■ What this task involves
Find the line containing "Transcribe the text in this document.", then return it and every line after it through the end of the records, exactly. Leave out pictures.

■ Transcription dataset entries
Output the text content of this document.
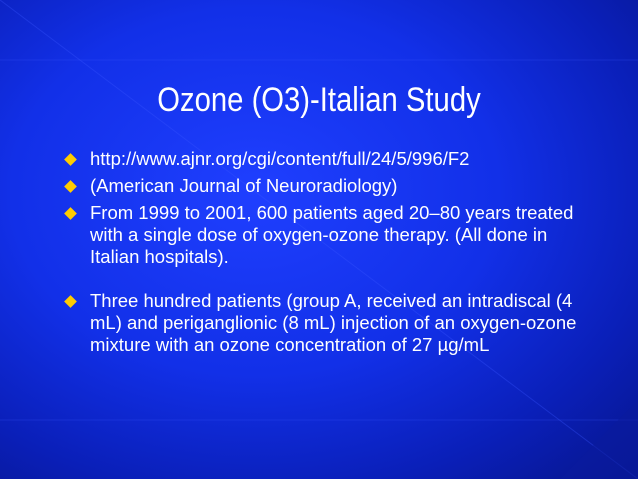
Ozone (O3)-Italian Study
http://www.ajnr.org/cgi/content/full/24/5/996/F2
(American Journal of Neuroradiology)
From 1999 to 2001, 600 patients aged 20–80 years treated with a single dose of oxygen-ozone therapy. (All done in Italian hospitals).
Three hundred patients (group A, received an intradiscal (4 mL) and periganglionic (8 mL) injection of an oxygen-ozone mixture with an ozone concentration of 27 µg/mL
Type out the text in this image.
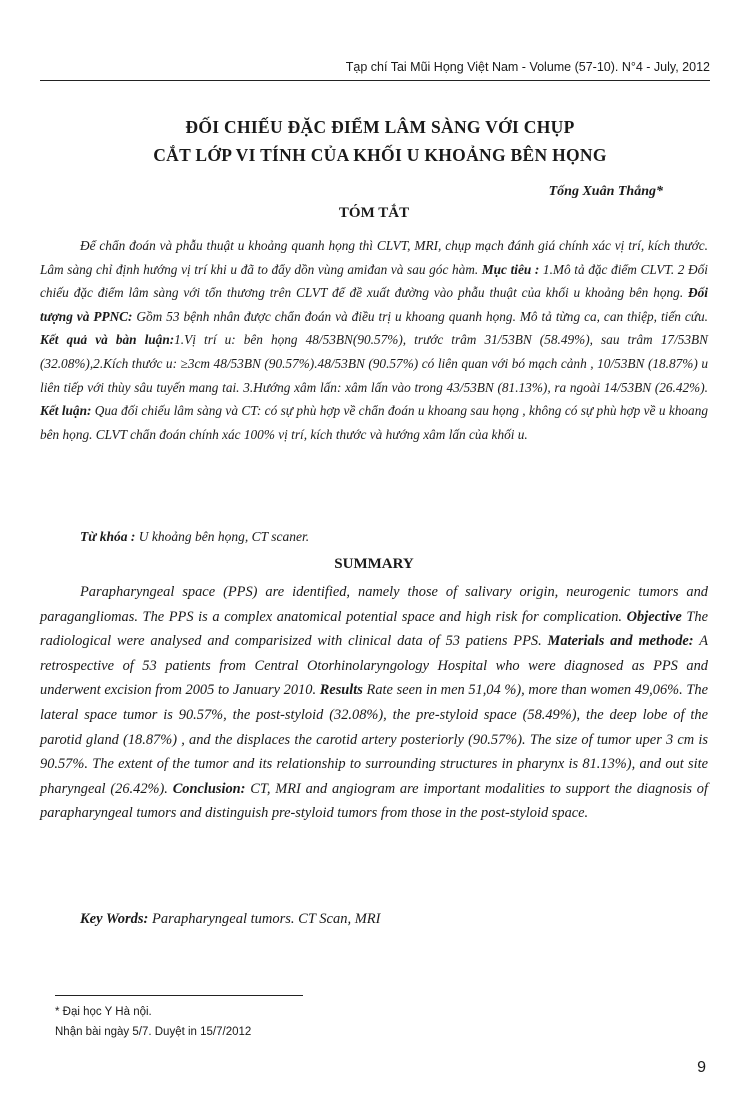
Tạp chí Tai Mũi Họng Việt Nam - Volume (57-10). N°4 - July, 2012
ĐỐI CHIẾU ĐẶC ĐIỂM LÂM SÀNG VỚI CHỤP
CẮT LỚP VI TÍNH CỦA KHỐI U KHOẢNG BÊN HỌNG
Tống Xuân Thắng*
TÓM TẮT
Để chẩn đoán và phẫu thuật u khoảng quanh họng thì CLVT, MRI, chụp mạch đánh giá chính xác vị trí, kích thước. Lâm sàng chỉ định hướng vị trí khi u đã to đẩy dồn vùng amiđan và sau góc hàm. Mục tiêu : 1.Mô tả đặc điểm CLVT. 2 Đối chiếu đặc điểm lâm sàng với tổn thương trên CLVT để đề xuất đường vào phẫu thuật của khối u khoảng bên họng. Đối tượng và PPNC: Gồm 53 bệnh nhân được chẩn đoán và điều trị u khoang quanh họng. Mô tả từng ca, can thiệp, tiến cứu. Kết quả và bàn luận:1.Vị trí u: bên họng 48/53BN(90.57%), trước trâm 31/53BN (58.49%), sau trâm 17/53BN (32.08%),2.Kích thước u: ≥3cm 48/53BN (90.57%).48/53BN (90.57%) có liên quan với bó mạch cảnh , 10/53BN (18.87%) u liên tiếp với thùy sâu tuyến mang tai. 3.Hướng xâm lấn: xâm lấn vào trong 43/53BN (81.13%), ra ngoài 14/53BN (26.42%). Kết luận: Qua đối chiếu lâm sàng và CT: có sự phù hợp về chẩn đoán u khoang sau họng , không có sự phù hợp về u khoang bên họng. CLVT chẩn đoán chính xác 100% vị trí, kích thước và hướng xâm lấn của khối u.
Từ khóa : U khoảng bên họng, CT scaner.
SUMMARY
Parapharyngeal space (PPS) are identified, namely those of salivary origin, neurogenic tumors and paragangliomas. The PPS is a complex anatomical potential space and high risk for complication. Objective The radiological were analysed and comparisized with clinical data of 53 patiens PPS. Materials and methode: A retrospective of 53 patients from Central Otorhinolaryngology Hospital who were diagnosed as PPS and underwent excision from 2005 to January 2010. Results Rate seen in men 51,04 %), more than women 49,06%. The lateral space tumor is 90.57%, the post-styloid (32.08%), the pre-styloid space (58.49%), the deep lobe of the parotid gland (18.87%) , and the displaces the carotid artery posteriorly (90.57%). The size of tumor uper 3 cm is 90.57%. The extent of the tumor and its relationship to surrounding structures in pharynx is 81.13%), and out site pharyngeal (26.42%). Conclusion: CT, MRI and angiogram are important modalities to support the diagnosis of parapharyngeal tumors and distinguish pre-styloid tumors from those in the post-styloid space.
Key Words: Parapharyngeal tumors. CT Scan, MRI
* Đại học Y Hà nội.
Nhận bài ngày 5/7. Duyệt in 15/7/2012
9
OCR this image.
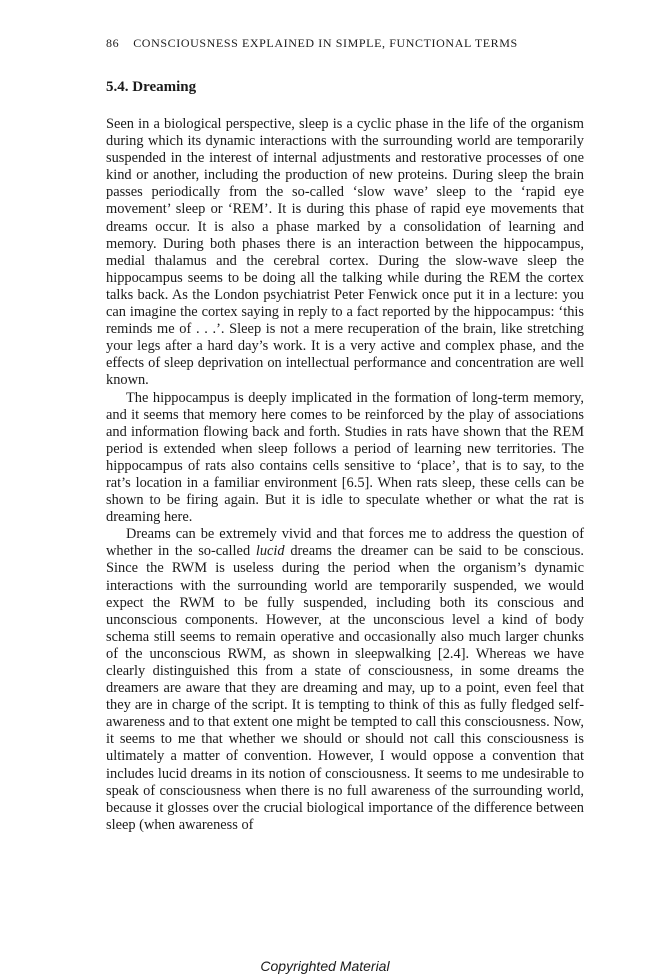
86 CONSCIOUSNESS EXPLAINED IN SIMPLE, FUNCTIONAL TERMS
5.4. Dreaming

Seen in a biological perspective, sleep is a cyclic phase in the life of the organism during which its dynamic interactions with the surrounding world are temporarily suspended in the interest of internal adjustments and restorative processes of one kind or another, including the production of new proteins. During sleep the brain passes periodically from the so-called ‘slow wave’ sleep to the ‘rapid eye movement’ sleep or ‘REM’. It is during this phase of rapid eye movements that dreams occur. It is also a phase marked by a consolidation of learning and memory. During both phases there is an interaction between the hippocampus, medial thalamus and the cerebral cortex. During the slow-wave sleep the hippocampus seems to be doing all the talking while during the REM the cortex talks back. As the London psychiatrist Peter Fenwick once put it in a lecture: you can imagine the cortex saying in reply to a fact reported by the hippocampus: ‘this reminds me of . . .’. Sleep is not a mere recuperation of the brain, like stretching your legs after a hard day’s work. It is a very active and complex phase, and the effects of sleep deprivation on intellectual performance and concentration are well known.

The hippocampus is deeply implicated in the formation of long-term memory, and it seems that memory here comes to be reinforced by the play of associations and information flowing back and forth. Studies in rats have shown that the REM period is extended when sleep follows a period of learning new territories. The hippocampus of rats also contains cells sensitive to ‘place’, that is to say, to the rat’s location in a familiar environment [6.5]. When rats sleep, these cells can be shown to be firing again. But it is idle to speculate whether or what the rat is dreaming here.

Dreams can be extremely vivid and that forces me to address the question of whether in the so-called lucid dreams the dreamer can be said to be conscious. Since the RWM is useless during the period when the organism’s dynamic interactions with the surrounding world are temporarily suspended, we would expect the RWM to be fully suspended, including both its conscious and unconscious components. However, at the unconscious level a kind of body schema still seems to remain operative and occasionally also much larger chunks of the unconscious RWM, as shown in sleepwalking [2.4]. Whereas we have clearly distinguished this from a state of consciousness, in some dreams the dreamers are aware that they are dreaming and may, up to a point, even feel that they are in charge of the script. It is tempting to think of this as fully fledged self-awareness and to that extent one might be tempted to call this consciousness. Now, it seems to me that whether we should or should not call this consciousness is ultimately a matter of convention. However, I would oppose a convention that includes lucid dreams in its notion of consciousness. It seems to me undesirable to speak of consciousness when there is no full awareness of the surrounding world, because it glosses over the crucial biological importance of the difference between sleep (when awareness of

Copyrighted Material
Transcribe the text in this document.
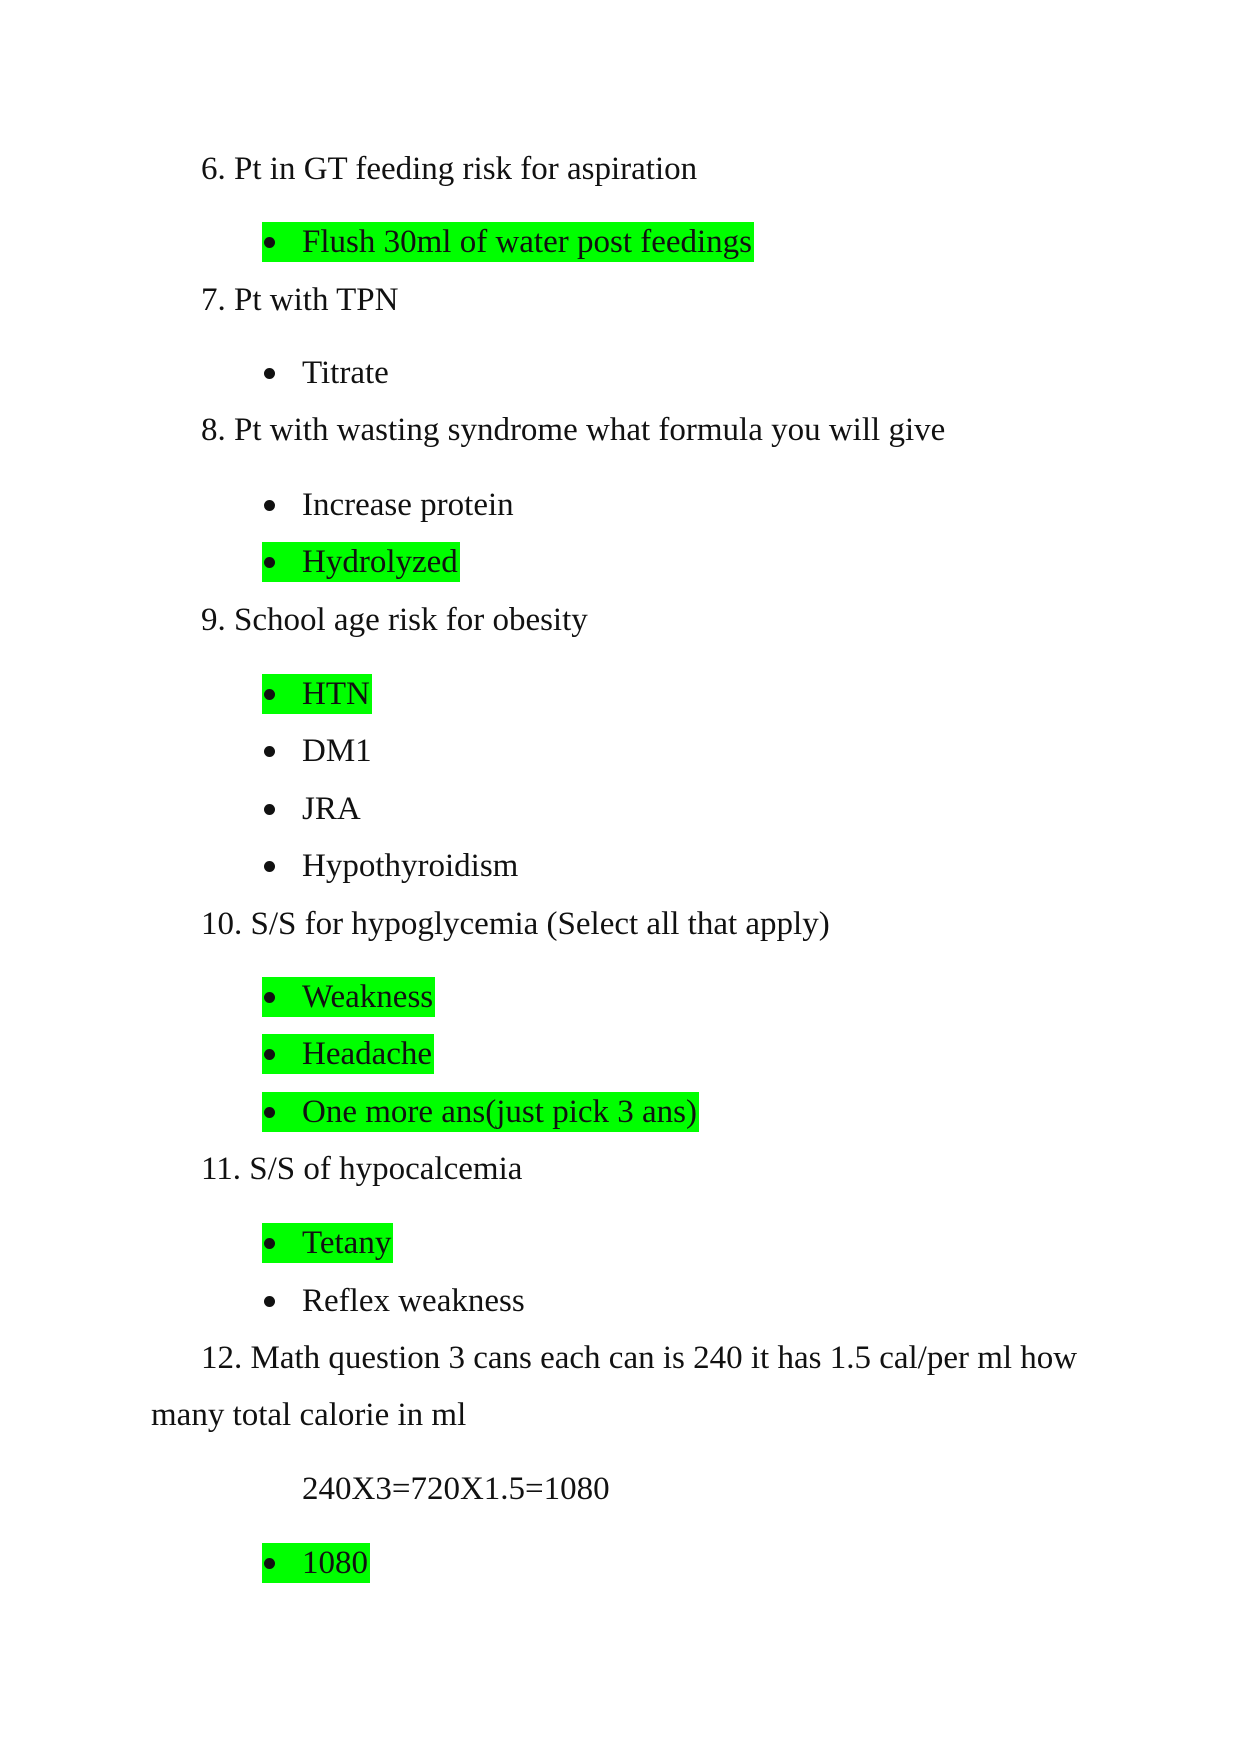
6. Pt in GT feeding risk for aspiration
Flush 30ml of water post feedings
7. Pt with TPN
Titrate
8. Pt with wasting syndrome what formula you will give
Increase protein
Hydrolyzed
9. School age risk for obesity
HTN
DM1
JRA
Hypothyroidism
10. S/S for hypoglycemia (Select all that apply)
Weakness
Headache
One more ans(just pick 3 ans)
11. S/S of hypocalcemia
Tetany
Reflex weakness
12. Math question 3 cans each can is 240 it has 1.5 cal/per ml how
many total calorie in ml
240X3=720X1.5=1080
1080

■ Written answer
Transcribe the text in this document.
6. Pt in GT feeding risk for aspiration
Flush 30ml of water post feedings
7. Pt with TPN
Titrate
8. Pt with wasting syndrome what formula you will give
Increase protein
Hydrolyzed
9. School age risk for obesity
HTN
DM1
JRA
Hypothyroidism
10. S/S for hypoglycemia (Select all that apply)
Weakness
Headache
One more ans(just pick 3 ans)
11. S/S of hypocalcemia
Tetany
Reflex weakness
12. Math question 3 cans each can is 240 it has 1.5 cal/per ml how
many total calorie in ml
240X3=720X1.5=1080
1080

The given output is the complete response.